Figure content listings
———

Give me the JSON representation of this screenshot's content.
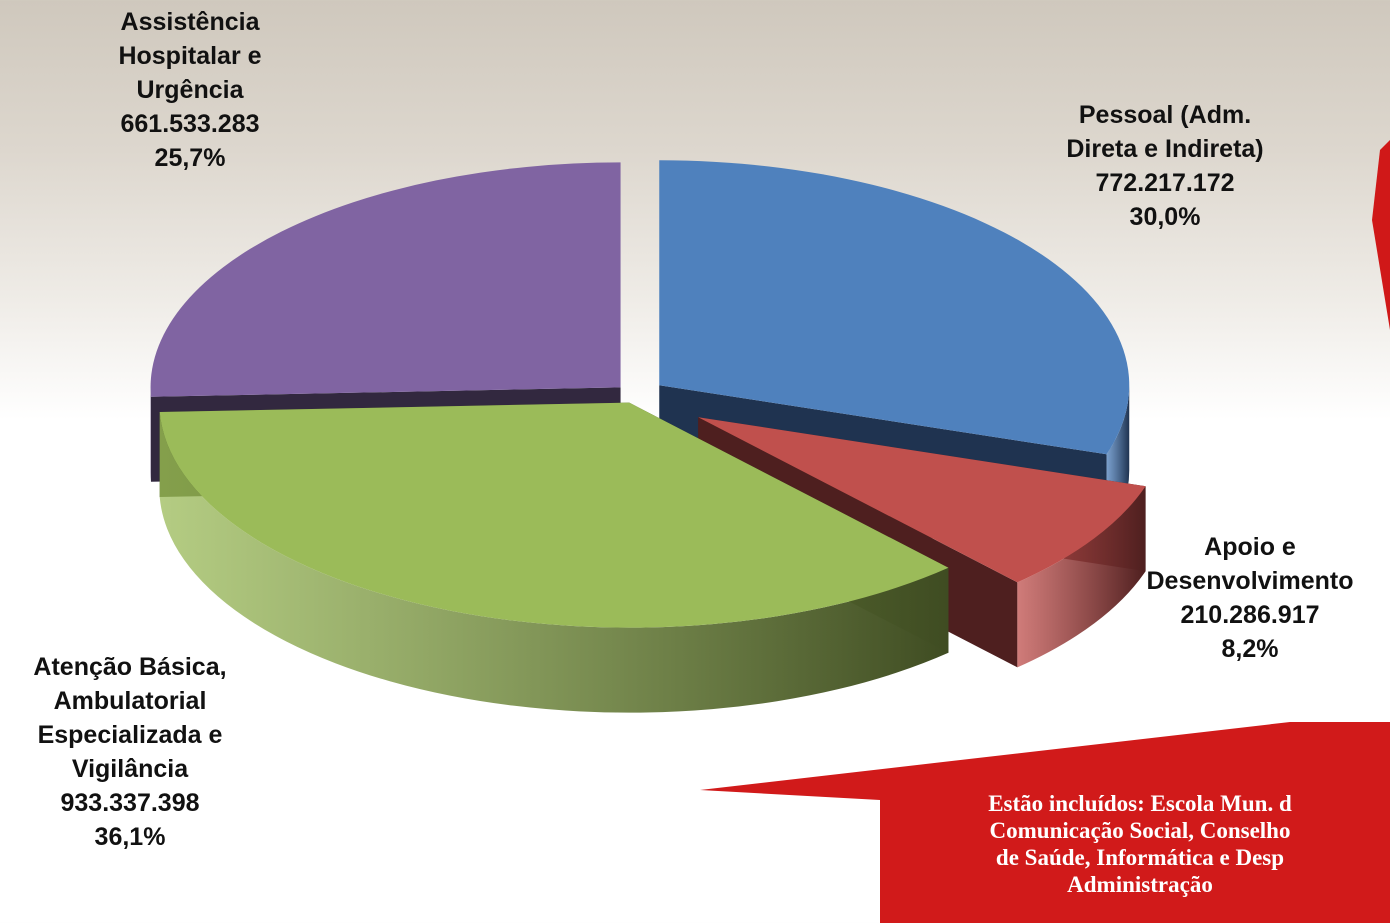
{
  "chart_data": {
    "type": "pie3d",
    "categories": [
      "Pessoal (Adm. Direta e Indireta)",
      "Apoio e Desenvolvimento",
      "Atenção Básica, Ambulatorial Especializada e Vigilância",
      "Assistência Hospitalar e Urgência"
    ],
    "values": [
      772217172,
      210286917,
      933337398,
      661533283
    ],
    "value_labels": [
      "772.217.172",
      "210.286.917",
      "933.337.398",
      "661.533.283"
    ],
    "percents": [
      30.0,
      8.2,
      36.1,
      25.7
    ],
    "percent_labels": [
      "30,0%",
      "8,2%",
      "36,1%",
      "25,7%"
    ],
    "colors": [
      "#4f81bd",
      "#c0504d",
      "#9bbb59",
      "#8064a2"
    ],
    "side_colors": [
      "#1f3350",
      "#4e1f1f",
      "#3f4c22",
      "#32283f"
    ]
  },
  "callout": {
    "lines": [
      "Estão incluídos: Escola Mun. d",
      "Comunicação Social, Conselho",
      "de Saúde, Informática e Desp",
      "Administração"
    ]
  }
}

———

EXERCISE INSTRUCTIONS
Omitting all images, retype each line of the records precisely.

ANSWER TO THIS TASK
Give me the JSON representation of this screenshot's content.
{
  "chart_data": {
    "type": "pie3d",
    "categories": [
      "Pessoal (Adm. Direta e Indireta)",
      "Apoio e Desenvolvimento",
      "Atenção Básica, Ambulatorial Especializada e Vigilância",
      "Assistência Hospitalar e Urgência"
    ],
    "values": [
      772217172,
      210286917,
      933337398,
      661533283
    ],
    "value_labels": [
      "772.217.172",
      "210.286.917",
      "933.337.398",
      "661.533.283"
    ],
    "percents": [
      30.0,
      8.2,
      36.1,
      25.7
    ],
    "percent_labels": [
      "30,0%",
      "8,2%",
      "36,1%",
      "25,7%"
    ],
    "colors": [
      "#4f81bd",
      "#c0504d",
      "#9bbb59",
      "#8064a2"
    ],
    "side_colors": [
      "#1f3350",
      "#4e1f1f",
      "#3f4c22",
      "#32283f"
    ]
  },
  "callout": {
    "lines": [
      "Estão incluídos: Escola Mun. d",
      "Comunicação Social, Conselho",
      "de Saúde, Informática e Desp",
      "Administração"
    ]
  }
}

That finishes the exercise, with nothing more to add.